▸ ARBEITSAUFTRAG A:
Fassen Sie den Text über das Pariser Treffen europäischer Regierungschefs in zwei Sätzen zusammen.
▸ ARBEITSAUFTRAG B:
Schreiben Sie aus dem Text über das Pariser Treffen europäischer Regierungschefs alles von „In Schockstarre verharren“ bis hinunter zu „nur Polen dabei.“ wortgetreu ab.
▸ ARBEITSAUFTRAG C:
Setzen Sie den Text über das Pariser Treffen europäischer Regierungschefs im Anschluss an seinen letzten Satz fort.

▸ AUSGEWÄHLTER TEXT:
»»

Die französische Hauptstadt erlebte einen Akt des Pseudo-Aktivismus, um nicht defensiv in Schockstarre angesichts des US-amerikanischen Handelns verharren zu müssen. Ein EU-Gipfel aller 27 Mitgliedsstaaten wurde tunlichst vermieden


Emmanuel Macron begrüßt Olaf Scholz in Paris

Foto: Abacapress/Imago


In Schockstarre verharren wollten sie nicht, aber das war’s dann auch schon. Beim informellen Treffen einiger europäischer Regierungschefs, von NATO-Generalsekretär Mark Rutte und EU-Kommissionschefin Ursula von der Leyen handelte es sich um keinen Sondergipfel der EU, wie das am Wochenende verschiedentlich suggeriert wurde. Der wurde tunlichst vermieden. Statt 27 trafen sich nur sieben EU-Regierungschef und Britanniens Premier Keir Starmer – aus Osteuropa war nur Polen dabei.

««

▸ MATERIALAUSZÜGE:

»»

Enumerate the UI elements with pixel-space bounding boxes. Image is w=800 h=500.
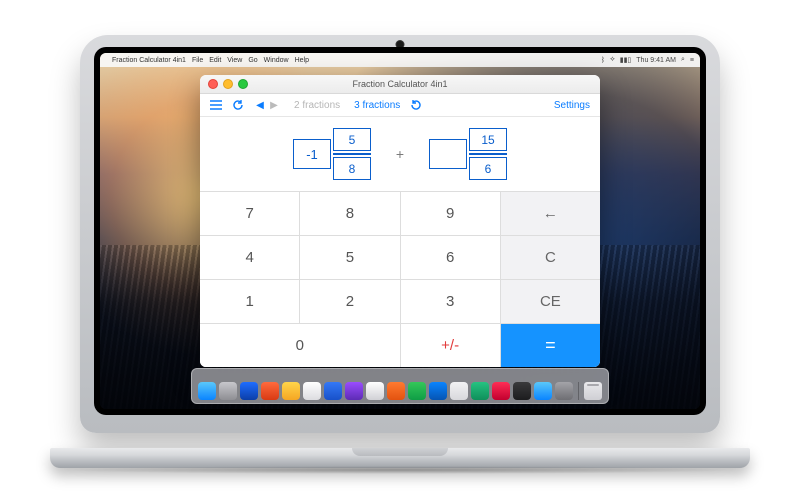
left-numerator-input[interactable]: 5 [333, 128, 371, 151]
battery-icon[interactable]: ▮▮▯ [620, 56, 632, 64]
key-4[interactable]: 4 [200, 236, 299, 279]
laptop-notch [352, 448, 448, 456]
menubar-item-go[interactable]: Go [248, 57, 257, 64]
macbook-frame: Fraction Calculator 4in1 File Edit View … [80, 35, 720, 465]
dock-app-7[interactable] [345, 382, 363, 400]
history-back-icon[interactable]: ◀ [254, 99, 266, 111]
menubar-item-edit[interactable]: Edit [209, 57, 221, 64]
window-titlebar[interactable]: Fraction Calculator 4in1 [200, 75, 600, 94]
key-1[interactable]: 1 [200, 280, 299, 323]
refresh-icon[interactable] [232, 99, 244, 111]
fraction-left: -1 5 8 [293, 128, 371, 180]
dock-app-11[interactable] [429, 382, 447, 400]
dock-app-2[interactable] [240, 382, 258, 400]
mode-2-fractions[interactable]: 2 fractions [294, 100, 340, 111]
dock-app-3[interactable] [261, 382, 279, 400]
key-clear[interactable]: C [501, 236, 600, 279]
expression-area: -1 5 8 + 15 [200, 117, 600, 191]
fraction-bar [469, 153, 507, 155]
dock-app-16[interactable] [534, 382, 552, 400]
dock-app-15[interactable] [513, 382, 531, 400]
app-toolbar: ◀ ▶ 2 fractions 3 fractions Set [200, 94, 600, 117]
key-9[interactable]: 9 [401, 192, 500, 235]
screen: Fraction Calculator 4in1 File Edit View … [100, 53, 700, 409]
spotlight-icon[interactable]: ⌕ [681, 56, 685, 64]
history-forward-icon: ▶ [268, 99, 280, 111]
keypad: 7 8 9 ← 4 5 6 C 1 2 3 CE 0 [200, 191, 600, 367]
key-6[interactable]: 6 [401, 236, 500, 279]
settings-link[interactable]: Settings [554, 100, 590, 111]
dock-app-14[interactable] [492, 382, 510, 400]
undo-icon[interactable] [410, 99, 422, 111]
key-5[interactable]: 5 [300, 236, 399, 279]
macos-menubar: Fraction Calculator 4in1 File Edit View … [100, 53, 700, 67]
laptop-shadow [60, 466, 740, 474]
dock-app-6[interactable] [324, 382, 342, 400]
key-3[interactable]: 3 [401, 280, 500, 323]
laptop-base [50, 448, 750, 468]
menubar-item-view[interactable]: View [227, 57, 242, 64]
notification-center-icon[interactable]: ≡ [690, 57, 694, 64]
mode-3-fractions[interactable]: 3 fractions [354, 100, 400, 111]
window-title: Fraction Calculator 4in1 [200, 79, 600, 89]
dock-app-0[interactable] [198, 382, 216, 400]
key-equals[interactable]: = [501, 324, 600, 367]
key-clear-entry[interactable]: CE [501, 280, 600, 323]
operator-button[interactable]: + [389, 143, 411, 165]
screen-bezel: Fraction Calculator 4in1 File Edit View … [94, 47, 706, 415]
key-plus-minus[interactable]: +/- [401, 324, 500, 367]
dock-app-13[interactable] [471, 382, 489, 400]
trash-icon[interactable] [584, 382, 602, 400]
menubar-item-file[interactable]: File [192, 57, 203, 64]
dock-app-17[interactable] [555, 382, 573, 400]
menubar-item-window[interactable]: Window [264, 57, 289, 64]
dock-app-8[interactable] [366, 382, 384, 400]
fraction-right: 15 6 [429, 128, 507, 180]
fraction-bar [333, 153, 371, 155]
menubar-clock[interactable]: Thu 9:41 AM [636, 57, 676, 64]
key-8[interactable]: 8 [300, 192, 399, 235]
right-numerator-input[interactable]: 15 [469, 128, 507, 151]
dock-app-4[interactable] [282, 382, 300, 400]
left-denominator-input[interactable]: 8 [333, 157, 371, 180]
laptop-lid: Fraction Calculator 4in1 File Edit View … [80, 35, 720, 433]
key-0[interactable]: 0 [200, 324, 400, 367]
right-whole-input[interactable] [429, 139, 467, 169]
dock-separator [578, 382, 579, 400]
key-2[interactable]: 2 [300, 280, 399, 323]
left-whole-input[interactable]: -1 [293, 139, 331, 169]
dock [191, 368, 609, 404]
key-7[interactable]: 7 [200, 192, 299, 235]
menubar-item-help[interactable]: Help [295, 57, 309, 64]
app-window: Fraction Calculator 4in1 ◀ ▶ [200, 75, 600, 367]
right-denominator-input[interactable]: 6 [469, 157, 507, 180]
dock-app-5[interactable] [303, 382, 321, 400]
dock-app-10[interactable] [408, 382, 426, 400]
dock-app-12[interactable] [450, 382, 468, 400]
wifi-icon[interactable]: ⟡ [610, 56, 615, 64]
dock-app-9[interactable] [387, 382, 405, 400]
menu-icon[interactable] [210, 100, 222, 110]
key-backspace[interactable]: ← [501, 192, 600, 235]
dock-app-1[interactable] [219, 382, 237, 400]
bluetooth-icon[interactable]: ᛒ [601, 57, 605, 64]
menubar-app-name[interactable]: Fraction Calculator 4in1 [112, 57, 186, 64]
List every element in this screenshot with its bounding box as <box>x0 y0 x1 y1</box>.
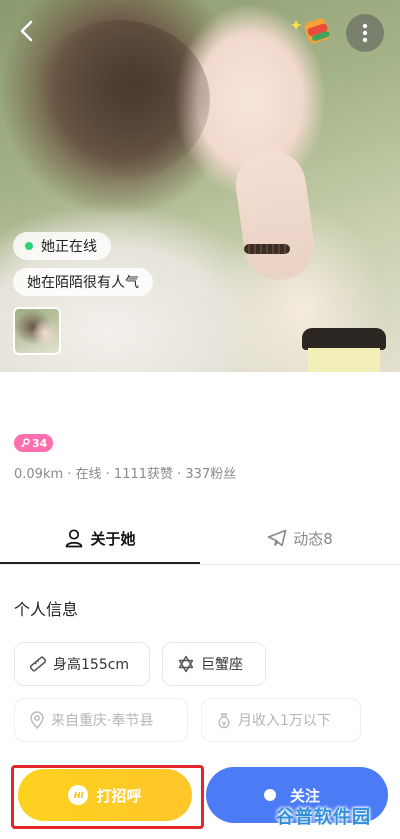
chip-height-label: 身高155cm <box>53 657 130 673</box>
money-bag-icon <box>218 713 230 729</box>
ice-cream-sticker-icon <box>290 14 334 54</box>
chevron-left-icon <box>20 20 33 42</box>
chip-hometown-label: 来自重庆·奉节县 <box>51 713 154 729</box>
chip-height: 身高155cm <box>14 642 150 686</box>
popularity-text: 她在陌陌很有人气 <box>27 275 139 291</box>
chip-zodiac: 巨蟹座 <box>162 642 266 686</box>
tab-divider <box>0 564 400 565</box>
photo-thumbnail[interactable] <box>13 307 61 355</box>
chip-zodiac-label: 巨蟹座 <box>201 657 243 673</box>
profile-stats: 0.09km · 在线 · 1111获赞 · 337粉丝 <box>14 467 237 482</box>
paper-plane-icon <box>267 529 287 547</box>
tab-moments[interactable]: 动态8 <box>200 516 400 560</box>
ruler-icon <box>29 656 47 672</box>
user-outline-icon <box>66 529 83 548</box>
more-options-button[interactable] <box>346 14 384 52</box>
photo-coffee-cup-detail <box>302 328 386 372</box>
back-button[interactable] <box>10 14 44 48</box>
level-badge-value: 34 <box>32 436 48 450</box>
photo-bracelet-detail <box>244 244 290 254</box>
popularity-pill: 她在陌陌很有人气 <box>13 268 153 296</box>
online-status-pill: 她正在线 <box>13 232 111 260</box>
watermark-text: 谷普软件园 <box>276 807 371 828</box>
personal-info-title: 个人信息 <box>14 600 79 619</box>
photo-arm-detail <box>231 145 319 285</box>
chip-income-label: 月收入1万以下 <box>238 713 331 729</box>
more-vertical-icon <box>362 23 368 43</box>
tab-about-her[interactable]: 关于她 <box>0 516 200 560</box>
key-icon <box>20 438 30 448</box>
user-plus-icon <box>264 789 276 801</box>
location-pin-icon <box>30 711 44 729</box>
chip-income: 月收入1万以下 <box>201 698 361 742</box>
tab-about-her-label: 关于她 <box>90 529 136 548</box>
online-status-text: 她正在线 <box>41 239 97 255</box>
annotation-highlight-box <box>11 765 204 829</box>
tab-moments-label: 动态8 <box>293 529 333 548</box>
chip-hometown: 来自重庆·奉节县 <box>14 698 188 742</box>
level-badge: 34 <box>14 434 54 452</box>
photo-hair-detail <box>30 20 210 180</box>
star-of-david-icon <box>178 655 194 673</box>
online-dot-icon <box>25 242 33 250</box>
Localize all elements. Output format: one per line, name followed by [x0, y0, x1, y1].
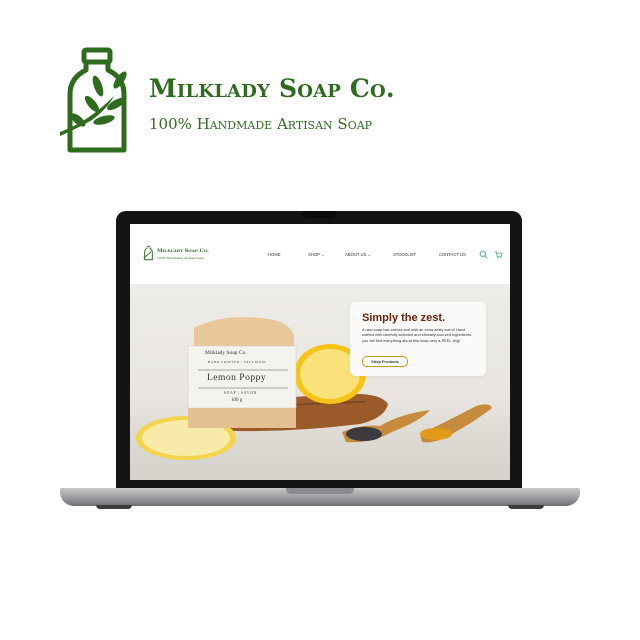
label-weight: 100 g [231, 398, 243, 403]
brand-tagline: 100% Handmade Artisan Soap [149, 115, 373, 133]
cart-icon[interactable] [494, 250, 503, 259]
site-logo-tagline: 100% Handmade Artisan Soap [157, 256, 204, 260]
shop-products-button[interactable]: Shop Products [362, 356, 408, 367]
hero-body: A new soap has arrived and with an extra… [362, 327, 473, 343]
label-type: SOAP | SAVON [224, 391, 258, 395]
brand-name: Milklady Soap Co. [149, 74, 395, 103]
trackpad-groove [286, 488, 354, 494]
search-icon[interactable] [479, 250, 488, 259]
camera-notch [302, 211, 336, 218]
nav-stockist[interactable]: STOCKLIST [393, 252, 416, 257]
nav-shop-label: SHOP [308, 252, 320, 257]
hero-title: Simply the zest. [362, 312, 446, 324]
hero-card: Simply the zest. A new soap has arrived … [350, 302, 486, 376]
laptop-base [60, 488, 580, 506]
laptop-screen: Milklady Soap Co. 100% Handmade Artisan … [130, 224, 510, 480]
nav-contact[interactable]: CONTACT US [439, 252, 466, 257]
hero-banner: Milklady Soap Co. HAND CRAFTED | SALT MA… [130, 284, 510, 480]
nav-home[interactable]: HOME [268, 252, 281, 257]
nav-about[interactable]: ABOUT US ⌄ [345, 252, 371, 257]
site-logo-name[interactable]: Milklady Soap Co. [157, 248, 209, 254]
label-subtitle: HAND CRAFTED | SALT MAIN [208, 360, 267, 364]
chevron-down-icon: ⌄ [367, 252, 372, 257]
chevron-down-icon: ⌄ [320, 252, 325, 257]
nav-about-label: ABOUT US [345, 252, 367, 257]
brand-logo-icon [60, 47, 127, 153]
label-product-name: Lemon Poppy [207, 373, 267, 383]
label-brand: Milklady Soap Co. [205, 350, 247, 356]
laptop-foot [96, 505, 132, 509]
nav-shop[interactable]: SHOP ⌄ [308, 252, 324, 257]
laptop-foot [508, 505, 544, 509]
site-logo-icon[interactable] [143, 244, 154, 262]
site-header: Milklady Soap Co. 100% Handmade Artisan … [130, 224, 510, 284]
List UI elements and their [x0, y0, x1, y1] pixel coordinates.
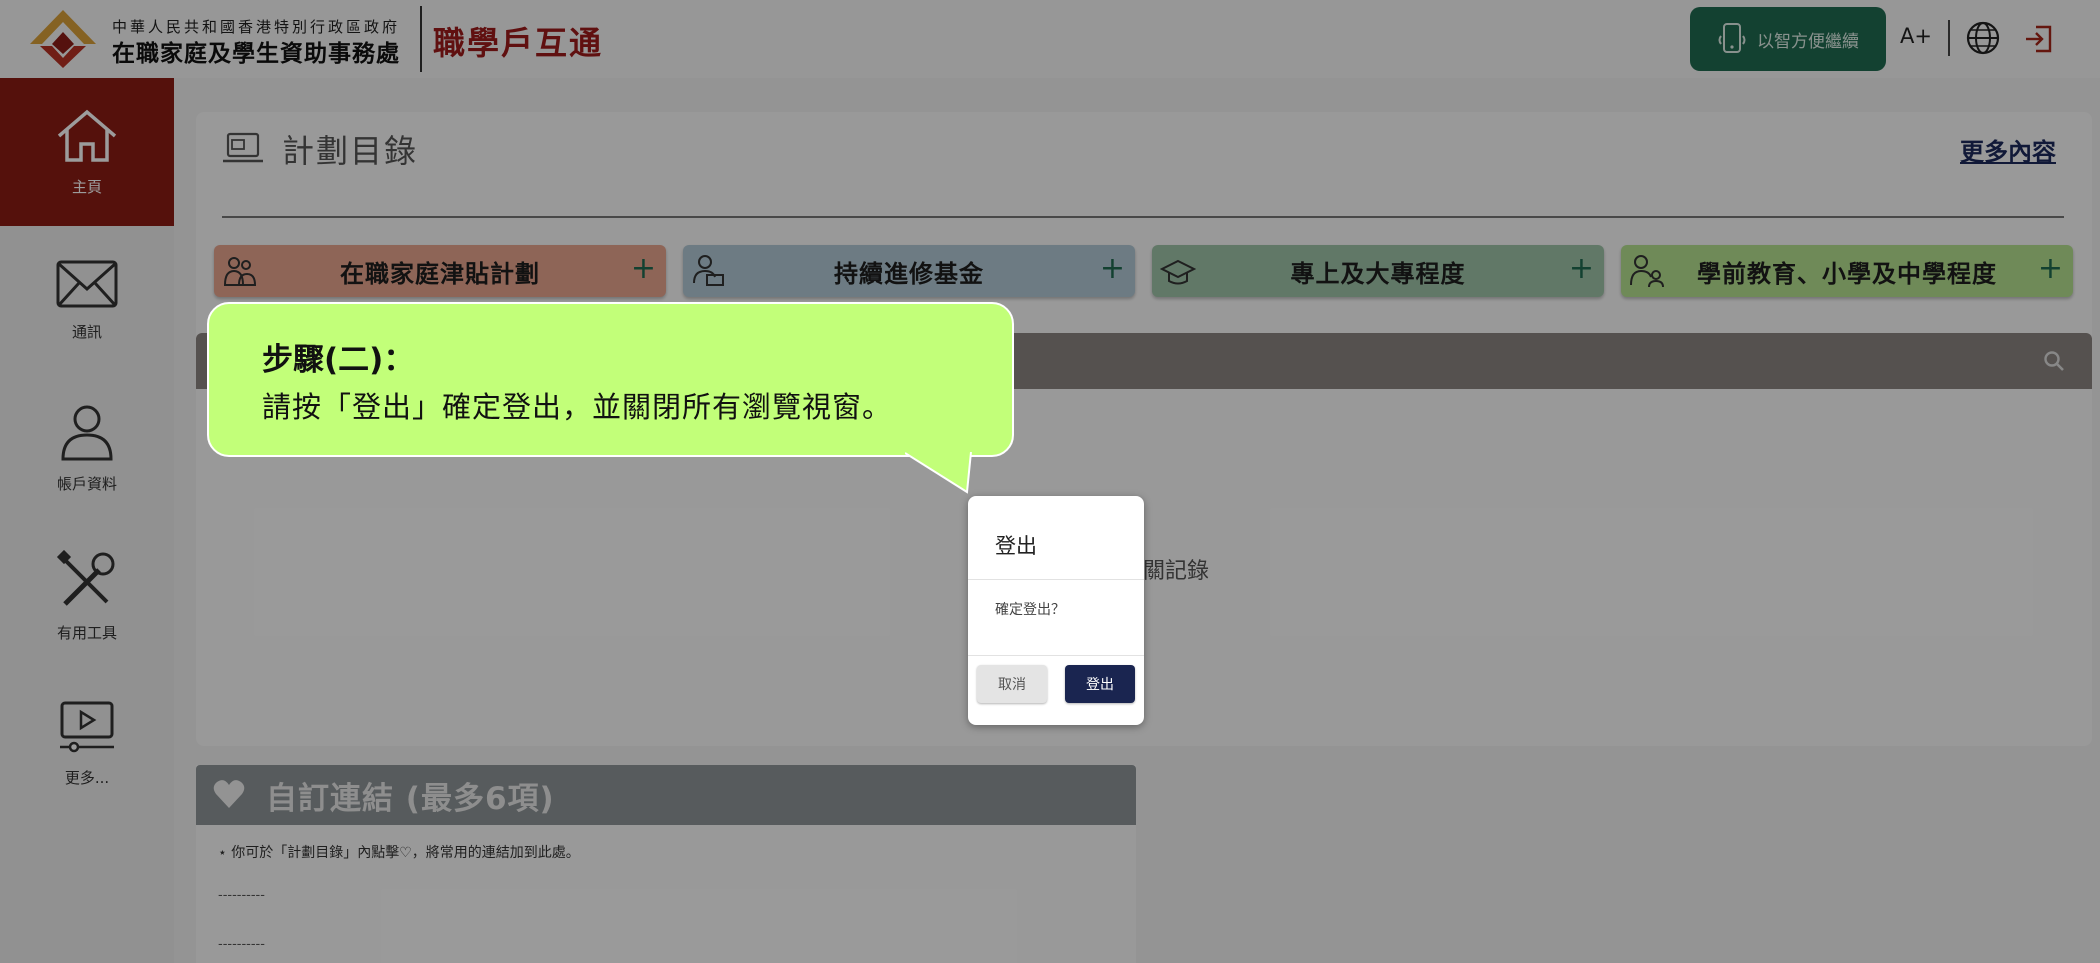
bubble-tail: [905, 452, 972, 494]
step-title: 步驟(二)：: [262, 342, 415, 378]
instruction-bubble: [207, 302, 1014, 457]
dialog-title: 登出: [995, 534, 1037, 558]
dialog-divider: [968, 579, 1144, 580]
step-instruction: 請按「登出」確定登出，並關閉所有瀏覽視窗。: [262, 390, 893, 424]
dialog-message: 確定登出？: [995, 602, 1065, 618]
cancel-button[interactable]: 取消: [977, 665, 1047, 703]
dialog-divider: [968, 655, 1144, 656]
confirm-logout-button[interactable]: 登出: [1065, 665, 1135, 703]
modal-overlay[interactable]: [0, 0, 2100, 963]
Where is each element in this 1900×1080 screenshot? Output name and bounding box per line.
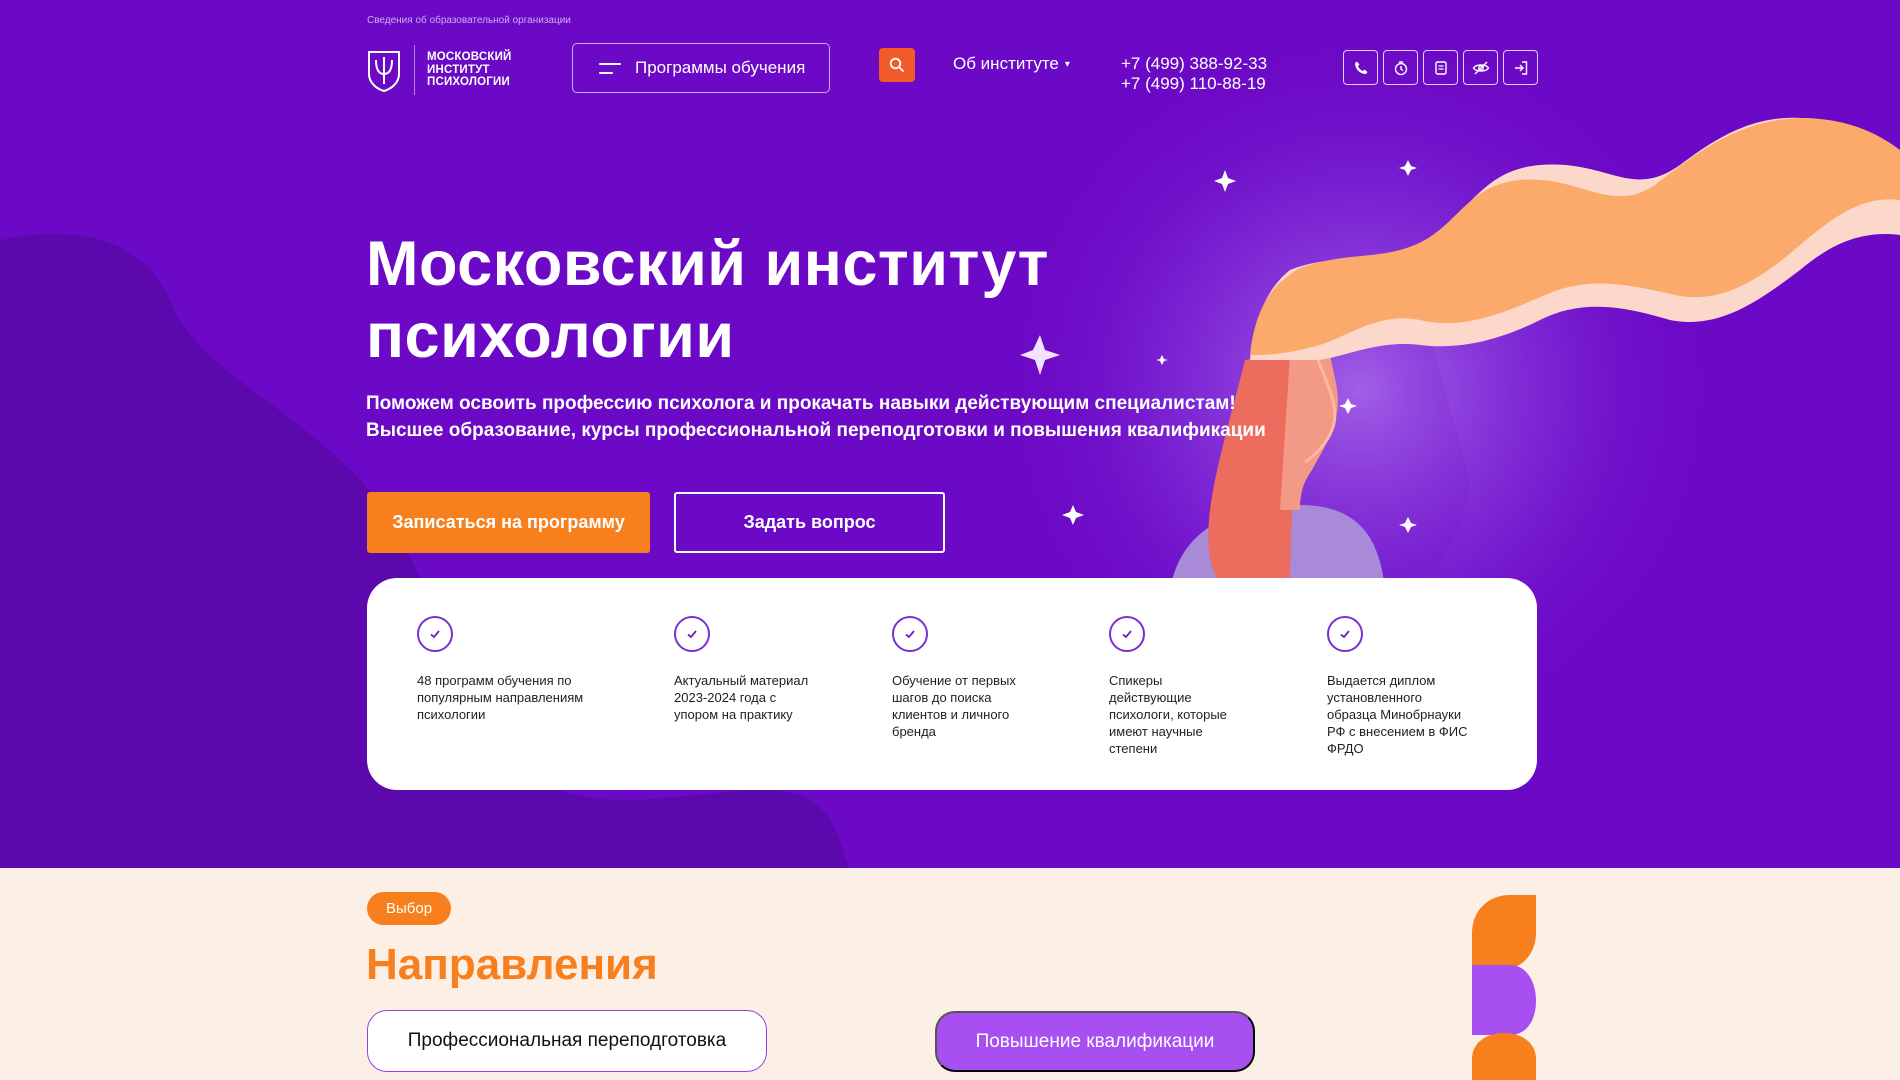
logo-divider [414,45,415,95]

««

▸ SCHRIFTLICHE ANTWORT A:
Zum informellen Treffen in Paris kamen nur sieben EU-Regierungschefs, der britische Premier Keir Starmer, NATO-Generalsekretär Mark Rutte und EU-Kommissionschefin Ursula von der Leyen zusammen, wobei aus Osteuropa allein Polen vertreten war. Ein Sondergipfel der EU mit allen 27 Mitgliedsstaaten war das nicht, denn ein solcher wurde tunlichst vermieden.

▸ SCHRIFTLICHE ANTWORT B:
In Schockstarre verharren wollten sie nicht, aber das war’s dann auch schon. Beim informellen Treffen einiger europäischer Regierungschefs, von NATO-Generalsekretär Mark Rutte und EU-Kommissionschefin Ursula von der Leyen handelte es sich um keinen Sondergipfel der EU, wie das am Wochenende verschiedentlich suggeriert wurde. Der wurde tunlichst vermieden. Statt 27 trafen sich nur sieben EU-Regierungschef und Britanniens Premier Keir Starmer – aus Osteuropa war nur Polen dabei.

▸ SCHRIFTLICHE ANTWORT C:
Potentielle Störer wie die Slowakei oder Ungarn blieben suspendiert. Sie hätten den Nachweis erbracht, dass es beim „vereinten Europa“ alles andere als vereint zugeht beim Thema Ukraine und der Frage, wie man auf die USA reagieren soll, wenn die mit Russland verhandeln, obwohl sie eine Rückkehr zur Diplomatie für unumgänglich halten.

Noch ist völlig offen, ob und wie es gelingt, diesen Konflikt einzufrieren

Paris erlebte einen symbolischen Akt des Pseudo-Aktivismus, um nicht in defensivem Abwarten schlucken zu müssen, was die Amerikaner unternehmen. Dabei sind die Europäer noch nicht einmal als Sekundanten gefragt. Warum auch, wenn Washington und Moskau zunächst einmal ihre Beziehungen wiederherstellen wollen. Dazu allerdings hätten sich Olaf Scholz oder Emmanuel Macron gegenüber Russland längst durchringen können, ohne der Ukraine weh zu tun, vielleicht deren Regierung, dem Land aber nicht.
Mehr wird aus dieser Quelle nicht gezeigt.